PROVIDED INFORMATION:

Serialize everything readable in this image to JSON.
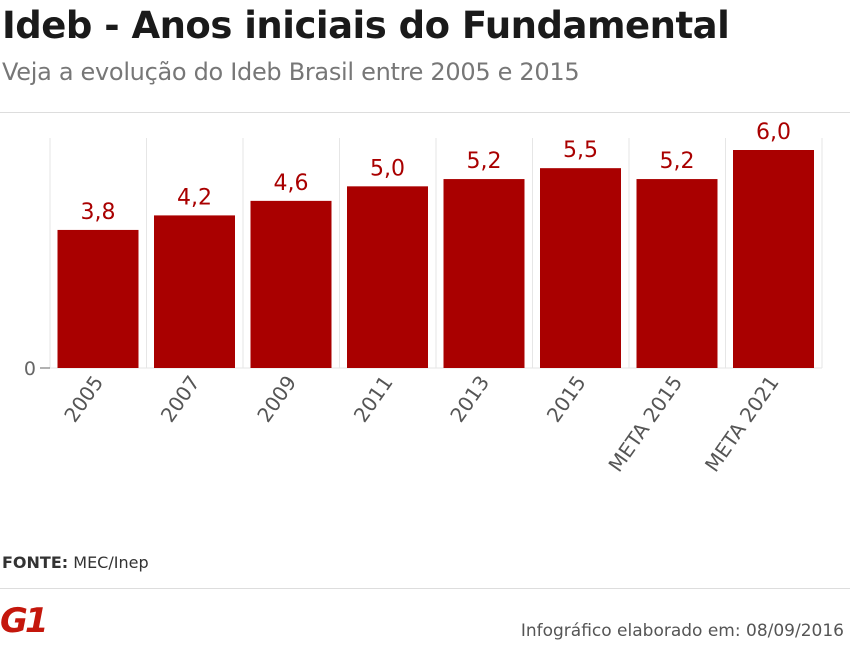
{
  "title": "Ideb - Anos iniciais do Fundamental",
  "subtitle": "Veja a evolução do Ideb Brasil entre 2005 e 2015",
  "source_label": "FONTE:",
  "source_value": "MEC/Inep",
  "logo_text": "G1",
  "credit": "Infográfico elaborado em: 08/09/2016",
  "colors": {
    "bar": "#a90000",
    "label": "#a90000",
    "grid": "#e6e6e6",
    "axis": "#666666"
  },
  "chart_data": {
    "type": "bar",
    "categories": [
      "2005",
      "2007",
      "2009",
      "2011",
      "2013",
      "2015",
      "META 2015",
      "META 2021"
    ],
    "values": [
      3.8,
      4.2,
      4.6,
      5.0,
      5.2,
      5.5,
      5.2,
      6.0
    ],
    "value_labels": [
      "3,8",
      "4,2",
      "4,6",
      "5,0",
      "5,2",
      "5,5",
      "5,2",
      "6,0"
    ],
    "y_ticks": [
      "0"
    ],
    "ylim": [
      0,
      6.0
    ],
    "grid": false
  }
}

PROBLEM:
Reproduce the records, all of them, word for word; omit the pictures.

ANSWER:
Serialize everything readable in this image to JSON.
{
  "title": "Ideb - Anos iniciais do Fundamental",
  "subtitle": "Veja a evolução do Ideb Brasil entre 2005 e 2015",
  "source_label": "FONTE:",
  "source_value": "MEC/Inep",
  "logo_text": "G1",
  "credit": "Infográfico elaborado em: 08/09/2016",
  "colors": {
    "bar": "#a90000",
    "label": "#a90000",
    "grid": "#e6e6e6",
    "axis": "#666666"
  },
  "chart_data": {
    "type": "bar",
    "categories": [
      "2005",
      "2007",
      "2009",
      "2011",
      "2013",
      "2015",
      "META 2015",
      "META 2021"
    ],
    "values": [
      3.8,
      4.2,
      4.6,
      5.0,
      5.2,
      5.5,
      5.2,
      6.0
    ],
    "value_labels": [
      "3,8",
      "4,2",
      "4,6",
      "5,0",
      "5,2",
      "5,5",
      "5,2",
      "6,0"
    ],
    "y_ticks": [
      "0"
    ],
    "ylim": [
      0,
      6.0
    ],
    "grid": false
  }
}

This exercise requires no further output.